[Collected data]

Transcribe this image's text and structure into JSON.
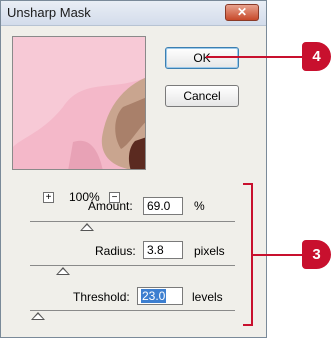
{
  "dialog": {
    "title": "Unsharp Mask",
    "close_glyph": "✕",
    "ok_label": "OK",
    "cancel_label": "Cancel",
    "zoom": {
      "value": "100%",
      "plus_glyph": "+",
      "minus_glyph": "−"
    },
    "amount": {
      "label": "Amount:",
      "value": "69.0",
      "unit": "%",
      "level": 0.28
    },
    "radius": {
      "label": "Radius:",
      "value": "3.8",
      "unit": "pixels",
      "level": 0.16
    },
    "threshold": {
      "label": "Threshold:",
      "value": "23.0",
      "unit": "levels",
      "level": 0.04
    }
  },
  "callouts": {
    "ok_step": "4",
    "settings_step": "3",
    "color": "#c8102e"
  }
}
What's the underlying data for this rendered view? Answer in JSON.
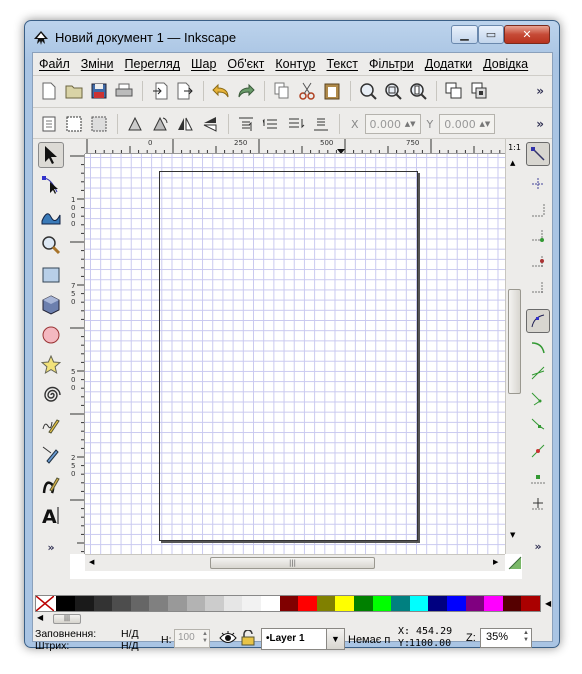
{
  "window": {
    "title": "Новий документ 1 — Inkscape",
    "min_glyph": "▁",
    "max_glyph": "▭",
    "close_glyph": "✕"
  },
  "menu": [
    "Файл",
    "Зміни",
    "Перегляд",
    "Шар",
    "Об'єкт",
    "Контур",
    "Текст",
    "Фільтри",
    "Додатки",
    "Довідка"
  ],
  "toolbar1": {
    "more_label": "»",
    "icons": [
      "new-icon",
      "open-icon",
      "save-icon",
      "print-icon",
      "import-icon",
      "export-icon",
      "undo-icon",
      "redo-icon",
      "copy-icon",
      "cut-icon",
      "paste-icon",
      "zoom-selection-icon",
      "zoom-drawing-icon",
      "zoom-page-icon",
      "duplicate-icon",
      "clone-icon"
    ]
  },
  "toolbar2": {
    "x_label": "X",
    "x_value": "0.000",
    "y_label": "Y",
    "y_value": "0.000",
    "more_label": "»"
  },
  "rulers": {
    "h_labels": [
      "0",
      "250",
      "500",
      "750"
    ],
    "v_labels": [
      "1000",
      "750",
      "500",
      "250"
    ],
    "zoom_corner": "1:1"
  },
  "scrollbar_grip": "|||",
  "toolbox_more": "»",
  "snap_more": "»",
  "palette": [
    "#000000",
    "#1a1a1a",
    "#333333",
    "#4d4d4d",
    "#666666",
    "#808080",
    "#999999",
    "#b3b3b3",
    "#cccccc",
    "#e6e6e6",
    "#f2f2f2",
    "#ffffff",
    "#800000",
    "#ff0000",
    "#808000",
    "#ffff00",
    "#008000",
    "#00ff00",
    "#008080",
    "#00ffff",
    "#000080",
    "#0000ff",
    "#800080",
    "#ff00ff",
    "#550000",
    "#aa0000"
  ],
  "status": {
    "fill_label": "Заповнення:",
    "fill_value": "Н/Д",
    "stroke_label": "Штрих:",
    "stroke_value": "Н/Д",
    "h_label": "H:",
    "h_value": "100",
    "layer_name": "•Layer 1",
    "message": "Немає п",
    "x_label": "X:",
    "x_value": "454.29",
    "y_label": "Y:",
    "y_value": "1100.00",
    "z_label": "Z:",
    "zoom_value": "35%"
  }
}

§ Prompt
Copy every line of the records above that contains "JSON".

§ Answer to the exercise
Transcribe this image's text and structure into JSON.
What's the underlying data for this rendered view? Answer in JSON.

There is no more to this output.